» **PAGE TEXT**
-------

Book Review: Deborah Harkness’ The Book of Life

Posted September 23, 2014 by Kathy Davie in Book Reviews

I received this book for free from the library in exchange for an honest review. This does not affect my opinion of the book or the content of my review.

Source: the library
Book Review: Deborah Harkness’ The Book of Life

The Book of Life


by

Deborah Harkness


urban fantasy in Hardcover edition that was published by Viking Adult on July 15, 2014 and has 561 pages.

Explore it on Goodreads or Amazon


Other books by this author which I have reviewed include A Discovery of Witches, Shadow of Night, Time's Convert

Third in the All Souls Trilogy urban fantasy series that revolves around Matthew de Claremont and Diana Bishop, their family, and their friends.

In 2014, The Book of Life won the Goodreads Choice Award for Fantasy.

My Take

WOW. Just WOW. It was a dull start, but once I got into it…WOW. It’s incredible to think that the Bishops and de Claremonts had been plotting for centuries to bring Matthew and Diana together. The surprising part is how very little the modern “generation” knows about this.

-------

Saved records:
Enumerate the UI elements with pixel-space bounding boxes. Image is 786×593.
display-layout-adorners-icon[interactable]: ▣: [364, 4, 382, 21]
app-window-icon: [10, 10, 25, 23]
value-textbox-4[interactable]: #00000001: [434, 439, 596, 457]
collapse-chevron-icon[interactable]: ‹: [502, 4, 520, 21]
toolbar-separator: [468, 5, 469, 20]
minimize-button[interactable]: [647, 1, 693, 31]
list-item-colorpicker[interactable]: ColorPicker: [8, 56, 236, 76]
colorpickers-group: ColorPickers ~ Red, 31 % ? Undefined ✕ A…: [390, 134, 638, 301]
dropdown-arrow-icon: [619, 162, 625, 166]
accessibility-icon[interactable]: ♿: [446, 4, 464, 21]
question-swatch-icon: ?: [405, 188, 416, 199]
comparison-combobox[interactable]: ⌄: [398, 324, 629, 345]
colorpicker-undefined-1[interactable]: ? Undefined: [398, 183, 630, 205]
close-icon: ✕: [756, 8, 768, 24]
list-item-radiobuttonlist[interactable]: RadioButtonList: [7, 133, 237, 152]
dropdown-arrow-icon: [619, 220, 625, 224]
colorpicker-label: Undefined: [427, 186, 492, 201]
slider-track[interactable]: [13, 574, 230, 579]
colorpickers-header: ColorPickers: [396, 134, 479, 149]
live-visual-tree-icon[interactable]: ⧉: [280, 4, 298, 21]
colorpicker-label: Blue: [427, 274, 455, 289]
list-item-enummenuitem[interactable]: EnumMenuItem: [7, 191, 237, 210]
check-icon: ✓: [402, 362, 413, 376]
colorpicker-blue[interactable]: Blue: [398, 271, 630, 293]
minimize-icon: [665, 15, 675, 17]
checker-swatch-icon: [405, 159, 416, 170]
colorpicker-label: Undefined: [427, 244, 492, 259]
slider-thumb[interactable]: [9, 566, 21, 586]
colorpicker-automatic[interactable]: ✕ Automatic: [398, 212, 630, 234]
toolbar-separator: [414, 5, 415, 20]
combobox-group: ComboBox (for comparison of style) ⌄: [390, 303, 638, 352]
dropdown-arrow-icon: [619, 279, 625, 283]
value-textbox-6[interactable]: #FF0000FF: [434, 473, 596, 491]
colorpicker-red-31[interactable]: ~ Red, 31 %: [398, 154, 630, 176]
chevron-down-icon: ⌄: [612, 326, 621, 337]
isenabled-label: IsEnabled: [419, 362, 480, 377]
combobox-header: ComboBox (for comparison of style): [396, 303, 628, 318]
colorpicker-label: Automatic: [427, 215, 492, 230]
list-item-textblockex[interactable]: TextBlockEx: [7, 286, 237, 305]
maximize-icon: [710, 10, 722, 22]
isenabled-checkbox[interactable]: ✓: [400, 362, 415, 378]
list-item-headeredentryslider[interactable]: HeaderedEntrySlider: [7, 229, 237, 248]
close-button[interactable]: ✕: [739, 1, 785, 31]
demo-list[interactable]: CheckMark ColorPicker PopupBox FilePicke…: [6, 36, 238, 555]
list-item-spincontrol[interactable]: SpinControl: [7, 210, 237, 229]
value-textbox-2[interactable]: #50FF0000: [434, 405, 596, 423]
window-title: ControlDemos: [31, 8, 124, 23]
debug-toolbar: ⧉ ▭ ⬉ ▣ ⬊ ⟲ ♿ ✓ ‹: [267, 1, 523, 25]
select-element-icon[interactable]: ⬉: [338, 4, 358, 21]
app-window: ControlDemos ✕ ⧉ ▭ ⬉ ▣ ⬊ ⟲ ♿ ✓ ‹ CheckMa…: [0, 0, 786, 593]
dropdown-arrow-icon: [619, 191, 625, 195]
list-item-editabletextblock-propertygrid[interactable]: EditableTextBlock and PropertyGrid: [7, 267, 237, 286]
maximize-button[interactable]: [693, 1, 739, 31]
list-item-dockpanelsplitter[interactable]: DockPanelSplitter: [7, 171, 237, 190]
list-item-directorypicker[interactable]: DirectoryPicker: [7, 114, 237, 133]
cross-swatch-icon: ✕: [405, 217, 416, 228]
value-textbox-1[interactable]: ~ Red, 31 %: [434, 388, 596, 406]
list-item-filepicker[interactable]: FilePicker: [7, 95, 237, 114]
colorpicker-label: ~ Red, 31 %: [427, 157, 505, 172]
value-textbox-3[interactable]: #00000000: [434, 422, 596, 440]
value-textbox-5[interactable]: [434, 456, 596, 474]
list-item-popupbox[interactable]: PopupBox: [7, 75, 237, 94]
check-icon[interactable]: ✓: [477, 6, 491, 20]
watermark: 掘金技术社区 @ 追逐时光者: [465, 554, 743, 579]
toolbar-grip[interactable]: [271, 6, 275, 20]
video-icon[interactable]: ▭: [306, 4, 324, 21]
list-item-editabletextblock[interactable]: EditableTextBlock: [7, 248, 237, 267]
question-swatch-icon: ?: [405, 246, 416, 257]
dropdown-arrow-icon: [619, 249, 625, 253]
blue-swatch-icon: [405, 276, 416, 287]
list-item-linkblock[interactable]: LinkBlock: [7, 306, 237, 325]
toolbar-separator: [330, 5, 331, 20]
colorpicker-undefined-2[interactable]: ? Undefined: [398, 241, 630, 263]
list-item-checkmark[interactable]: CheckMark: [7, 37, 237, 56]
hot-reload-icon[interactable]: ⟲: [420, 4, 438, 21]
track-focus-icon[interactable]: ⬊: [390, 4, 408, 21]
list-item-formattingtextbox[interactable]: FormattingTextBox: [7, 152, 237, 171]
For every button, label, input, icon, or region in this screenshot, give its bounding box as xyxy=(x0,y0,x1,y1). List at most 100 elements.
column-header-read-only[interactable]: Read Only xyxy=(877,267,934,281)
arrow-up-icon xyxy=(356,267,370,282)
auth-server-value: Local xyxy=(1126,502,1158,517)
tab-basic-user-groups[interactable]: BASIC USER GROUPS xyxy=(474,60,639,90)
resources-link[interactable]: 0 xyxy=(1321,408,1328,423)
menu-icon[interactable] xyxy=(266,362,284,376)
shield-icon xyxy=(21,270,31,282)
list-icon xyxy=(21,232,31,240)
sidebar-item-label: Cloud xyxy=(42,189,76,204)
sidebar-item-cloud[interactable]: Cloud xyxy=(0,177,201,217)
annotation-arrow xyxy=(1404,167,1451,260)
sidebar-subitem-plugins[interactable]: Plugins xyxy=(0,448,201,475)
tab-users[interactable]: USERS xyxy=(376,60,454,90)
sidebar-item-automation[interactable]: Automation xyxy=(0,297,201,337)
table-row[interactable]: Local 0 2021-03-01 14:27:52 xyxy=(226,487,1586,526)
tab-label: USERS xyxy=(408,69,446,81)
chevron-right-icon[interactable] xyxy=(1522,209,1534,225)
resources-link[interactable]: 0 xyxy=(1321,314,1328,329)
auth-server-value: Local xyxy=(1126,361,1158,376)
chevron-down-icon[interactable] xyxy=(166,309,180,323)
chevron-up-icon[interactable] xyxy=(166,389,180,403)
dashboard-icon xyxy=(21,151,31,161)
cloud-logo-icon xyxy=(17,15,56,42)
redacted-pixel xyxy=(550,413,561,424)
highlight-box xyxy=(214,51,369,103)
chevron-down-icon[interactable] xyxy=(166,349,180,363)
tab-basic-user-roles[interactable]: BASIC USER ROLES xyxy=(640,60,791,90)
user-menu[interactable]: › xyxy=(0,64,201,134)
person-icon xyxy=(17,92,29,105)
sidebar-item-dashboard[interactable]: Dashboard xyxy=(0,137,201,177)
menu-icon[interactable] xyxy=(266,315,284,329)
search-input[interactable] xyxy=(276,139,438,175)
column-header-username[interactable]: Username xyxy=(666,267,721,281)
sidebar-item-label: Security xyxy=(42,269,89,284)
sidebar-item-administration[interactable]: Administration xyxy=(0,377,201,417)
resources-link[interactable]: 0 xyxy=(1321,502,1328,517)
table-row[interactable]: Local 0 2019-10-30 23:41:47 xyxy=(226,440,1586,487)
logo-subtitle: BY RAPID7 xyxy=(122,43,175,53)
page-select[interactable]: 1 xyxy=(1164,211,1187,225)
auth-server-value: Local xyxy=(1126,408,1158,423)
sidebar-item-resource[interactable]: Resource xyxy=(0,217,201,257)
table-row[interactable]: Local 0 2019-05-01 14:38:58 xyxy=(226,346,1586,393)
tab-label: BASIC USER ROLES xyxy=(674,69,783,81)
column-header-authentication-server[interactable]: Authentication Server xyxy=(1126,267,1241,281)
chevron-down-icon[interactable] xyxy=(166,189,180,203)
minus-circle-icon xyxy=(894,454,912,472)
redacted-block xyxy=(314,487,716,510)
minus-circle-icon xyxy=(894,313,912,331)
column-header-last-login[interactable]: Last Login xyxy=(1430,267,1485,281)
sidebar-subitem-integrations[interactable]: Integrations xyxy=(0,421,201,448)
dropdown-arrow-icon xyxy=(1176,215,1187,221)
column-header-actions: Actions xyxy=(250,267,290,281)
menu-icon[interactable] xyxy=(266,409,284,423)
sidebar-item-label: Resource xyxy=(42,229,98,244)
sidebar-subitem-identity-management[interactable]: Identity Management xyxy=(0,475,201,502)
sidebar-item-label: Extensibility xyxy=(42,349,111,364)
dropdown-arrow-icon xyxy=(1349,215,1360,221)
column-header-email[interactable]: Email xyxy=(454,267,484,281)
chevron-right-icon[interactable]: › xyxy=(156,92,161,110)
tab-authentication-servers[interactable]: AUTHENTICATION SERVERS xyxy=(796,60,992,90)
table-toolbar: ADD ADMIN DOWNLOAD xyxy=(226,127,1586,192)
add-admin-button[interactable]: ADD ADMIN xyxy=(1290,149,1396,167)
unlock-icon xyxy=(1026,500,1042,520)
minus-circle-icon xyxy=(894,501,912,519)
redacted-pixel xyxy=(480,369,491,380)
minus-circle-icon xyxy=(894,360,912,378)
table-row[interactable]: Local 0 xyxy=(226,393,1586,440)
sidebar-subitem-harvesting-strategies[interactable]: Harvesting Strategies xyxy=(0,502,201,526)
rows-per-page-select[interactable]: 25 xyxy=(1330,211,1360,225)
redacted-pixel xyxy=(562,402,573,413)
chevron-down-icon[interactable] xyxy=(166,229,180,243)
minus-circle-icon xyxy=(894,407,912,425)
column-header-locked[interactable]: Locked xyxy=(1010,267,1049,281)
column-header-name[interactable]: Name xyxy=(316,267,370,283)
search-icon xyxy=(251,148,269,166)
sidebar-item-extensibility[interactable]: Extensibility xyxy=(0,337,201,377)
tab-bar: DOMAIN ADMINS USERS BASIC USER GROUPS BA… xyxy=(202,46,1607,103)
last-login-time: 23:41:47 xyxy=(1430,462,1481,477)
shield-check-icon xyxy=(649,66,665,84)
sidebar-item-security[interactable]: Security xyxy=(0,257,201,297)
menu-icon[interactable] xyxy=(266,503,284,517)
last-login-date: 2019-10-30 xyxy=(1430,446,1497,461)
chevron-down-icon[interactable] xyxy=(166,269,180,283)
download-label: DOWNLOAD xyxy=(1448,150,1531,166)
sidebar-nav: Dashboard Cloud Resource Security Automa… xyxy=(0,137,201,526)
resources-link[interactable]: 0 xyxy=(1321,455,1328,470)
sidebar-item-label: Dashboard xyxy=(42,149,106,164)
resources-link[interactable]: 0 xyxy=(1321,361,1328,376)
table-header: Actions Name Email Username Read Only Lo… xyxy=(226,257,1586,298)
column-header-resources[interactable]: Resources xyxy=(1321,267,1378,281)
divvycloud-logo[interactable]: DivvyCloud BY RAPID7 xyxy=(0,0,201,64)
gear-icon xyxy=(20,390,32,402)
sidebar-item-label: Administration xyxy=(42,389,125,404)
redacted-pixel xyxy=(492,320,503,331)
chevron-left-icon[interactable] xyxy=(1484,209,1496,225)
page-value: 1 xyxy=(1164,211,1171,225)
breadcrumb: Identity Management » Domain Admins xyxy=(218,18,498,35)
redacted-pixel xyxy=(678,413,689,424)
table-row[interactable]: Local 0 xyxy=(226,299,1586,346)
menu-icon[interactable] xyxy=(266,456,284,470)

-------

» **GIVEN REQUEST**
Edit the book review from "Explore it on" up to and including "and their friends.", and write that part out with "Trilogy" changed to "Saga". The records aren't needed for anything here.

» **ANSWER TO THE EXERCISE**
Explore it on Goodreads or Amazon


Other books by this author which I have reviewed include A Discovery of Witches, Shadow of Night, Time's Convert

Third in the All Souls Saga urban fantasy series that revolves around Matthew de Claremont and Diana Bishop, their family, and their friends.